AIM OF THE TASK — Copy each of the following entries word for word, omitting the pictures.

DATA FOR PROCESSING —
○ ○ ○ ○ ○ ○ ○
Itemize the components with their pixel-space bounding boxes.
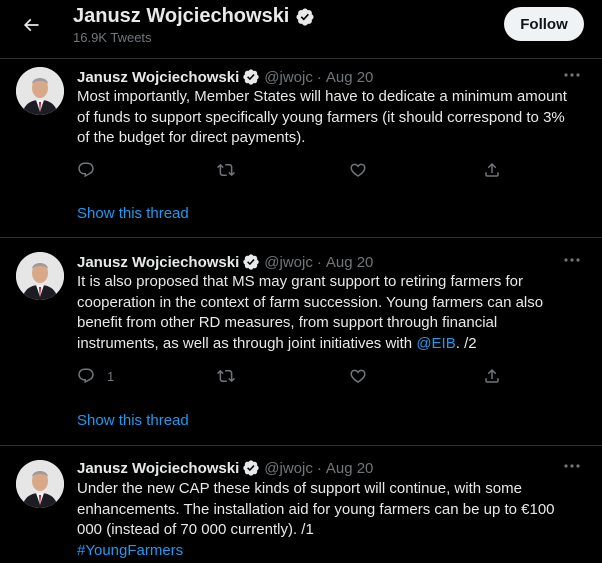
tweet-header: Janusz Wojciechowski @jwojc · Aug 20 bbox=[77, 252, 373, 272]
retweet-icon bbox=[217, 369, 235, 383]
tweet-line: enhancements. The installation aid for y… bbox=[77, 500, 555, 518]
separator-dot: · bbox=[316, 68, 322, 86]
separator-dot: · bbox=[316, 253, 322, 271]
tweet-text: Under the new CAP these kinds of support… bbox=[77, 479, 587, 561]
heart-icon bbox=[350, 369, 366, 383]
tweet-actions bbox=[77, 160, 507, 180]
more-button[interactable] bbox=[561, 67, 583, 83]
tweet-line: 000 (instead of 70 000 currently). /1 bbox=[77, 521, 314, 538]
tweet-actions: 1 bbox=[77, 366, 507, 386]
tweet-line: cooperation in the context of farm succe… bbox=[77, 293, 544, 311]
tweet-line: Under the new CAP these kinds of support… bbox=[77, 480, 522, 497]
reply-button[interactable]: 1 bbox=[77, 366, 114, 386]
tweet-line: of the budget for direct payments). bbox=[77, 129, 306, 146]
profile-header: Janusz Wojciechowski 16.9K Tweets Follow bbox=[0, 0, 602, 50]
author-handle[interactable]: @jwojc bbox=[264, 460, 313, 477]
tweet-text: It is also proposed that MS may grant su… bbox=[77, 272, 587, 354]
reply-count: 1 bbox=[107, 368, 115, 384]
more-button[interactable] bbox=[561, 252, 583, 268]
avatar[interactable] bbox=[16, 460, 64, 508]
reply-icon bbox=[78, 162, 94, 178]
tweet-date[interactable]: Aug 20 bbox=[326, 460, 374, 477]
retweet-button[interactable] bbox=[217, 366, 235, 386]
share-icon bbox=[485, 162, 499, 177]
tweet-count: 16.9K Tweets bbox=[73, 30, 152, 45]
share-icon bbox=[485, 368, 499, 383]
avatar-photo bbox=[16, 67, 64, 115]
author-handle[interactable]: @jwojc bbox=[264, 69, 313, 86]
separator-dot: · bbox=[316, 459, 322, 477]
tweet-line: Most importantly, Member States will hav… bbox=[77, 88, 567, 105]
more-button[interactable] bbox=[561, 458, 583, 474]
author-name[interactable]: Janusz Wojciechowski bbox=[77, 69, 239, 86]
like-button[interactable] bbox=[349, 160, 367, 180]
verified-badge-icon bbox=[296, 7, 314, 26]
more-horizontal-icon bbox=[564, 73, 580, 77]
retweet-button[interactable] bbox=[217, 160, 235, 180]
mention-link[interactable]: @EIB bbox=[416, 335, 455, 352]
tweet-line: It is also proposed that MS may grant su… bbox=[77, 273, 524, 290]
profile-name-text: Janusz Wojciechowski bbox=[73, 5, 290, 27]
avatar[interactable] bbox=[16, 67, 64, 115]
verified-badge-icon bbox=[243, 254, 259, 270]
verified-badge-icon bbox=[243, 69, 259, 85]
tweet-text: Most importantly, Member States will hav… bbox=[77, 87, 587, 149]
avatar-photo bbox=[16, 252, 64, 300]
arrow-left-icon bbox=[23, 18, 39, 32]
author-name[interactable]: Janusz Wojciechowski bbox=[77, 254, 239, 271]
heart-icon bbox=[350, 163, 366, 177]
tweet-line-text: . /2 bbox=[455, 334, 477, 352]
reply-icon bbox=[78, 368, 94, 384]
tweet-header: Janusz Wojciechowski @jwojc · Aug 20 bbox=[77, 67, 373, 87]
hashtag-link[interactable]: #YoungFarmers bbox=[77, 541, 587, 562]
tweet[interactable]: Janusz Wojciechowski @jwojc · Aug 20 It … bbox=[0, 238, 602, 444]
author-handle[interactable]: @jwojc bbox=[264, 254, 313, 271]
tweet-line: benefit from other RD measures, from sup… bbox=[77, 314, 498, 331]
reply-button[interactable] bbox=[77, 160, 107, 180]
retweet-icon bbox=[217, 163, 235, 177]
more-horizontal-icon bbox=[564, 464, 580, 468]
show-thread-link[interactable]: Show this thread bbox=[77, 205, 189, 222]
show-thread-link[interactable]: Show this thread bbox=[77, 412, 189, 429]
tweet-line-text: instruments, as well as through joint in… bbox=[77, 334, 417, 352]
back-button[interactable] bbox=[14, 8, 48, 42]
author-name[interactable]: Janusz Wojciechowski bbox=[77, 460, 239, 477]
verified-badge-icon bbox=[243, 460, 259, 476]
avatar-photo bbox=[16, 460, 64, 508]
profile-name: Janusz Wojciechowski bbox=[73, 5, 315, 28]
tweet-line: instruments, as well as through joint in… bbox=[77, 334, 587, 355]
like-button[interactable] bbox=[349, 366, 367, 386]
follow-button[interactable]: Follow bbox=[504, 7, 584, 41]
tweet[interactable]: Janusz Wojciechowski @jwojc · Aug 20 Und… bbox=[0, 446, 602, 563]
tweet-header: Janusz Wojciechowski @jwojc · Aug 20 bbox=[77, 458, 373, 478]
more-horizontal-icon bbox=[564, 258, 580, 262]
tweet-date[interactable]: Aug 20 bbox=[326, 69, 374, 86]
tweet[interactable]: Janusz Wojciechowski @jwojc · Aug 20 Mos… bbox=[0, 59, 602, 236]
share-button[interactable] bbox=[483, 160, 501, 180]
○ ○ ○ ○ ○ ○ ○
EXERCISE RESPONSE —
Itemize the components with their pixel-space bounding boxes.
tweet-header: Janusz Wojciechowski @jwojc · Aug 20 bbox=[77, 252, 373, 272]
retweet-icon bbox=[217, 369, 235, 383]
tweet-line: enhancements. The installation aid for y… bbox=[77, 500, 555, 518]
separator-dot: · bbox=[316, 68, 322, 86]
separator-dot: · bbox=[316, 253, 322, 271]
tweet-text: Under the new CAP these kinds of support… bbox=[77, 479, 587, 561]
heart-icon bbox=[350, 369, 366, 383]
tweet-actions bbox=[77, 160, 507, 180]
more-button[interactable] bbox=[561, 67, 583, 83]
tweet-line: 000 (instead of 70 000 currently). /1 bbox=[77, 521, 314, 538]
tweet-actions: 1 bbox=[77, 366, 507, 386]
tweet-line: cooperation in the context of farm succe… bbox=[77, 293, 544, 311]
tweet-line: Under the new CAP these kinds of support… bbox=[77, 480, 522, 497]
reply-button[interactable]: 1 bbox=[77, 366, 114, 386]
tweet-line: of the budget for direct payments). bbox=[77, 129, 306, 146]
profile-header: Janusz Wojciechowski 16.9K Tweets Follow bbox=[0, 0, 602, 50]
author-handle[interactable]: @jwojc bbox=[264, 460, 313, 477]
tweet-text: It is also proposed that MS may grant su… bbox=[77, 272, 587, 354]
reply-count: 1 bbox=[107, 368, 115, 384]
more-button[interactable] bbox=[561, 252, 583, 268]
avatar[interactable] bbox=[16, 460, 64, 508]
reply-icon bbox=[78, 162, 94, 178]
tweet-date[interactable]: Aug 20 bbox=[326, 460, 374, 477]
retweet-button[interactable] bbox=[217, 366, 235, 386]
share-icon bbox=[485, 162, 499, 177]
tweet-count: 16.9K Tweets bbox=[73, 30, 152, 45]
share-icon bbox=[485, 368, 499, 383]
avatar-photo bbox=[16, 67, 64, 115]
author-handle[interactable]: @jwojc bbox=[264, 69, 313, 86]
separator-dot: · bbox=[316, 459, 322, 477]
tweet-line: Most importantly, Member States will hav… bbox=[77, 88, 567, 105]
more-button[interactable] bbox=[561, 458, 583, 474]
author-name[interactable]: Janusz Wojciechowski bbox=[77, 69, 239, 86]
like-button[interactable] bbox=[349, 160, 367, 180]
verified-badge-icon bbox=[296, 7, 314, 26]
more-horizontal-icon bbox=[564, 73, 580, 77]
retweet-button[interactable] bbox=[217, 160, 235, 180]
mention-link[interactable]: @EIB bbox=[416, 335, 455, 352]
tweet-line: It is also proposed that MS may grant su… bbox=[77, 273, 524, 290]
profile-name-text: Janusz Wojciechowski bbox=[73, 5, 290, 27]
avatar[interactable] bbox=[16, 67, 64, 115]
verified-badge-icon bbox=[243, 254, 259, 270]
verified-badge-icon bbox=[243, 69, 259, 85]
tweet-text: Most importantly, Member States will hav… bbox=[77, 87, 587, 149]
avatar-photo bbox=[16, 252, 64, 300]
arrow-left-icon bbox=[23, 18, 39, 32]
author-name[interactable]: Janusz Wojciechowski bbox=[77, 254, 239, 271]
heart-icon bbox=[350, 163, 366, 177]
tweet-line-text: . /2 bbox=[455, 334, 477, 352]
reply-icon bbox=[78, 368, 94, 384]
tweet-header: Janusz Wojciechowski @jwojc · Aug 20 bbox=[77, 67, 373, 87]
hashtag-link[interactable]: #YoungFarmers bbox=[77, 541, 587, 562]
tweet[interactable]: Janusz Wojciechowski @jwojc · Aug 20 It … bbox=[0, 238, 602, 444]
author-handle[interactable]: @jwojc bbox=[264, 254, 313, 271]
tweet-line: benefit from other RD measures, from sup… bbox=[77, 314, 498, 331]
reply-button[interactable] bbox=[77, 160, 107, 180]
retweet-icon bbox=[217, 163, 235, 177]
more-horizontal-icon bbox=[564, 464, 580, 468]
show-thread-link[interactable]: Show this thread bbox=[77, 205, 189, 222]
show-thread-link[interactable]: Show this thread bbox=[77, 412, 189, 429]
tweet-line-text: instruments, as well as through joint in… bbox=[77, 334, 417, 352]
back-button[interactable] bbox=[14, 8, 48, 42]
author-name[interactable]: Janusz Wojciechowski bbox=[77, 460, 239, 477]
verified-badge-icon bbox=[243, 460, 259, 476]
avatar-photo bbox=[16, 460, 64, 508]
profile-name: Janusz Wojciechowski bbox=[73, 5, 315, 28]
tweet-line: instruments, as well as through joint in… bbox=[77, 334, 587, 355]
like-button[interactable] bbox=[349, 366, 367, 386]
follow-button[interactable]: Follow bbox=[504, 7, 584, 41]
tweet[interactable]: Janusz Wojciechowski @jwojc · Aug 20 Und… bbox=[0, 446, 602, 563]
tweet-header: Janusz Wojciechowski @jwojc · Aug 20 bbox=[77, 458, 373, 478]
more-horizontal-icon bbox=[564, 258, 580, 262]
tweet-date[interactable]: Aug 20 bbox=[326, 69, 374, 86]
tweet[interactable]: Janusz Wojciechowski @jwojc · Aug 20 Mos… bbox=[0, 59, 602, 236]
share-button[interactable] bbox=[483, 160, 501, 180]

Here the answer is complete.